SOURCE RECORDS —
--- Start ---

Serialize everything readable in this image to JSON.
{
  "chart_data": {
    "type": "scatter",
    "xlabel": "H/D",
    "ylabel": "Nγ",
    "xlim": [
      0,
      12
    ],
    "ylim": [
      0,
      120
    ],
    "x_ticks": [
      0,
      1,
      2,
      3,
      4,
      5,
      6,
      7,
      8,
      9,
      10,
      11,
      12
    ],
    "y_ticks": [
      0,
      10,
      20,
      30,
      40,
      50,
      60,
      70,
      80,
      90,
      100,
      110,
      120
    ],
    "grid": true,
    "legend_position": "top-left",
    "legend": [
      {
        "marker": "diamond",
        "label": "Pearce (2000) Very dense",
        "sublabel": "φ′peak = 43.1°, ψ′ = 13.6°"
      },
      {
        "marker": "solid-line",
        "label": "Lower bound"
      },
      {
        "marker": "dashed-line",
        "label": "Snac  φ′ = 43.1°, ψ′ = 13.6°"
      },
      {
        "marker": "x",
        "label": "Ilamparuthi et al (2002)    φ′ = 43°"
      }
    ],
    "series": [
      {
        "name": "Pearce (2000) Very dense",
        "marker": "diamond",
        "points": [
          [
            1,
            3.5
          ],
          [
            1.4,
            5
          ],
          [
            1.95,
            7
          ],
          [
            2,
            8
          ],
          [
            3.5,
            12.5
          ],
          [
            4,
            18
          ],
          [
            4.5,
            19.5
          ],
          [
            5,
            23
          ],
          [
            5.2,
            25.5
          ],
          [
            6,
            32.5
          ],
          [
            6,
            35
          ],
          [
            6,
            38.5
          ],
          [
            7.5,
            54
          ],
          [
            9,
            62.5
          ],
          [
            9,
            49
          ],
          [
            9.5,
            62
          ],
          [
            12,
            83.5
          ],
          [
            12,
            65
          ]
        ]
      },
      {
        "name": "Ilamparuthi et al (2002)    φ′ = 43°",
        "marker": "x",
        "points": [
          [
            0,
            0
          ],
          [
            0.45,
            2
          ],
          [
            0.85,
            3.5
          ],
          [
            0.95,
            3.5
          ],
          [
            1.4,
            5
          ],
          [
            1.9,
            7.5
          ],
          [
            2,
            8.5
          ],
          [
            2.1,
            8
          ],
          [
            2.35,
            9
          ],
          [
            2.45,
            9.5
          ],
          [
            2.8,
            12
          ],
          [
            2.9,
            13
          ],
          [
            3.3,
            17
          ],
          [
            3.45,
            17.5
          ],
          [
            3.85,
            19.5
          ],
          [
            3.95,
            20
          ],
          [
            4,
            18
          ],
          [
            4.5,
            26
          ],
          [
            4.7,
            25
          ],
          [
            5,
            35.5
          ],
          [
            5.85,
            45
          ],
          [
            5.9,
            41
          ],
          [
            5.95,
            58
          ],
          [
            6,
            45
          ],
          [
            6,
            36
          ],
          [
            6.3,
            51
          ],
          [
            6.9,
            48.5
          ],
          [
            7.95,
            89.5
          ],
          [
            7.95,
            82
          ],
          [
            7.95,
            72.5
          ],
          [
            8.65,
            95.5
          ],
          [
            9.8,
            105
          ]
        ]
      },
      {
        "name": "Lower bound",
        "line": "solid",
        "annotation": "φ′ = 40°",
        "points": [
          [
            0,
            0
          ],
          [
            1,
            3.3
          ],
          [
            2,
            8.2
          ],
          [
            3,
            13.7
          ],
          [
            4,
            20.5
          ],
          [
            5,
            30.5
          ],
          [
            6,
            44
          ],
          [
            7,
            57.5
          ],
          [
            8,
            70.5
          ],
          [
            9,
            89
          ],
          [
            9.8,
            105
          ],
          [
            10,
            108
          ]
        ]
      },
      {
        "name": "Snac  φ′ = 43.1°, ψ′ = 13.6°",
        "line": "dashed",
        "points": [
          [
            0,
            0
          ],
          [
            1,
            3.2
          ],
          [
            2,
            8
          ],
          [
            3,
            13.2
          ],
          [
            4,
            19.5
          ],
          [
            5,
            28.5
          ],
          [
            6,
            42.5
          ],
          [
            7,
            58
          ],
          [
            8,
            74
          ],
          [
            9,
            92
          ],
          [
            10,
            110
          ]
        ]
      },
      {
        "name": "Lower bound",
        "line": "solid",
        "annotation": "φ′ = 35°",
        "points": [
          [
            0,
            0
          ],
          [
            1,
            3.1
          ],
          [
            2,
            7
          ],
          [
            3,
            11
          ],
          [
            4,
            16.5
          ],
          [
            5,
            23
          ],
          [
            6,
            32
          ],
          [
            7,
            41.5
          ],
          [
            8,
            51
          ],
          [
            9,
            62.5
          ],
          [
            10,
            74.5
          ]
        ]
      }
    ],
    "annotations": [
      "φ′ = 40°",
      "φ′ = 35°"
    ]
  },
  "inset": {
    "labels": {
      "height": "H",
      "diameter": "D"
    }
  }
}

--- End ---

REQUIRED WORK — Find "Pearce". Copy every line it occurs in.

RESULT BELOW —
        "label": "Pearce (2000) Very dense",
        "name": "Pearce (2000) Very dense",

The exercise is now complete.